What is required:
Collect each line holding the string "beach".
===== Data extract
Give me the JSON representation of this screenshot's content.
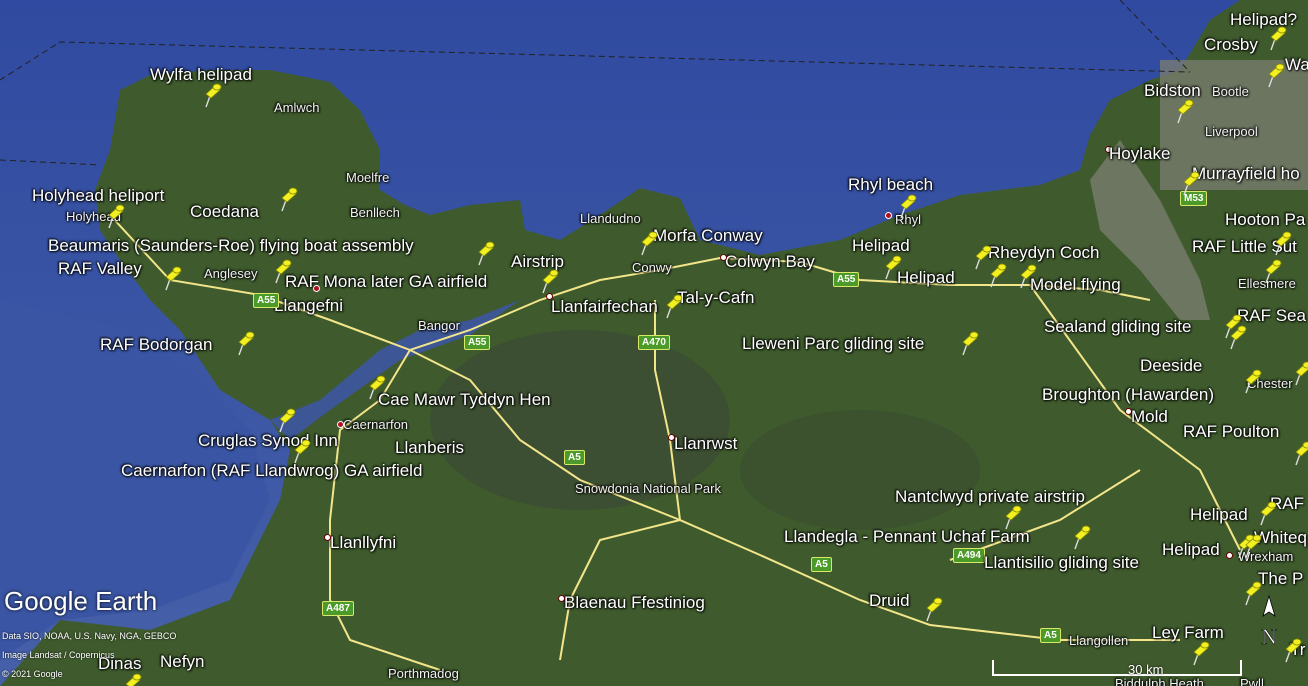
{
  "map": {
    "colors": {
      "sea": "#3b52a4",
      "land": "#3e5a2c",
      "urban": "#8a8a80",
      "road": "#f3e58a",
      "pin": "#f2f020"
    },
    "pins": [
      {
        "name": "pin-wylfa-helipad",
        "label": "Wylfa helipad"
      },
      {
        "name": "pin-holyhead-heliport",
        "label": "Holyhead heliport"
      },
      {
        "name": "pin-coedana",
        "label": "Coedana"
      },
      {
        "name": "pin-beaumaris",
        "label": "Beaumaris (Saunders-Roe) flying boat assembly"
      },
      {
        "name": "pin-raf-valley",
        "label": "RAF Valley"
      },
      {
        "name": "pin-raf-mona",
        "label": "RAF Mona later GA airfield"
      },
      {
        "name": "pin-airstrip",
        "label": "Airstrip"
      },
      {
        "name": "pin-raf-bodorgan",
        "label": "RAF Bodorgan"
      },
      {
        "name": "pin-morfa-conway",
        "label": "Morfa Conway"
      },
      {
        "name": "pin-tal-y-cafn",
        "label": "Tal-y-Cafn"
      },
      {
        "name": "pin-cae-mawr",
        "label": "Cae Mawr Tyddyn Hen"
      },
      {
        "name": "pin-cruglas",
        "label": "Cruglas Synod Inn"
      },
      {
        "name": "pin-caernarfon-airfield",
        "label": "Caernarfon (RAF Llandwrog) GA airfield"
      },
      {
        "name": "pin-rhyl-beach",
        "label": "Rhyl  beach"
      },
      {
        "name": "pin-helipad-1",
        "label": "Helipad"
      },
      {
        "name": "pin-helipad-2",
        "label": "Helipad"
      },
      {
        "name": "pin-rheydyn-coch",
        "label": "Rheydyn Coch"
      },
      {
        "name": "pin-model-flying",
        "label": "Model flying"
      },
      {
        "name": "pin-lleweni-parc",
        "label": "Lleweni Parc gliding site"
      },
      {
        "name": "pin-sealand",
        "label": "Sealand gliding site"
      },
      {
        "name": "pin-deeside",
        "label": "Deeside"
      },
      {
        "name": "pin-broughton",
        "label": "Broughton (Hawarden)"
      },
      {
        "name": "pin-raf-poulton",
        "label": "RAF Poulton"
      },
      {
        "name": "pin-nantclwyd",
        "label": "Nantclwyd private airstrip"
      },
      {
        "name": "pin-llandegla",
        "label": "Llandegla - Pennant Uchaf Farm"
      },
      {
        "name": "pin-llantisilio",
        "label": "Llantisilio gliding site"
      },
      {
        "name": "pin-druid",
        "label": "Druid"
      },
      {
        "name": "pin-ley-farm",
        "label": "Ley Farm"
      },
      {
        "name": "pin-helipad-3",
        "label": "Helipad"
      },
      {
        "name": "pin-helipad-4",
        "label": "Helipad"
      },
      {
        "name": "pin-helipad-top",
        "label": "Helipad?"
      },
      {
        "name": "pin-crosby",
        "label": "Crosby"
      },
      {
        "name": "pin-bidston",
        "label": "Bidston"
      },
      {
        "name": "pin-hoylake",
        "label": "Hoylake"
      },
      {
        "name": "pin-murrayfield",
        "label": "Murrayfield ho"
      },
      {
        "name": "pin-hooton",
        "label": "Hooton Pa"
      },
      {
        "name": "pin-raf-little-sutton",
        "label": "RAF Little Sut"
      },
      {
        "name": "pin-raf-sealand",
        "label": "RAF Sea"
      },
      {
        "name": "pin-raf-edge",
        "label": "RAF"
      },
      {
        "name": "pin-whitechurch",
        "label": "Whiteq"
      },
      {
        "name": "pin-the-p",
        "label": "The P"
      },
      {
        "name": "pin-dinas",
        "label": "Dinas"
      },
      {
        "name": "pin-nefyn",
        "label": "Nefyn"
      },
      {
        "name": "pin-tr",
        "label": "Tr"
      }
    ],
    "towns": [
      "Amlwch",
      "Moelfre",
      "Benllech",
      "Holyhead",
      "Anglesey",
      "Llangefni",
      "Bangor",
      "Caernarfon",
      "Llanberis",
      "Llandudno",
      "Conwy",
      "Colwyn Bay",
      "Llanfairfechan",
      "Rhyl",
      "Llanrwst",
      "Snowdonia National Park",
      "Llanllyfni",
      "Blaenau Ffestiniog",
      "Porthmadog",
      "Mold",
      "Chester",
      "Ellesmere",
      "Wrexham",
      "Llangollen",
      "Bootle",
      "Liverpool",
      "Wa",
      "Biddulph Heath",
      "Pwll"
    ],
    "roads": [
      "A55",
      "A55",
      "A55",
      "A470",
      "A5",
      "A487",
      "A494",
      "A5",
      "A5",
      "M53"
    ]
  },
  "branding": {
    "logo": "Google Earth",
    "credit_1": "Data SIO, NOAA, U.S. Navy, NGA, GEBCO",
    "credit_2": "Image Landsat / Copernicus",
    "credit_3": "© 2021 Google",
    "scale": "30 km",
    "north_label": "N"
  }
}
==========
Task response:
        "name": "pin-rhyl-beach",
        "label": "Rhyl  beach"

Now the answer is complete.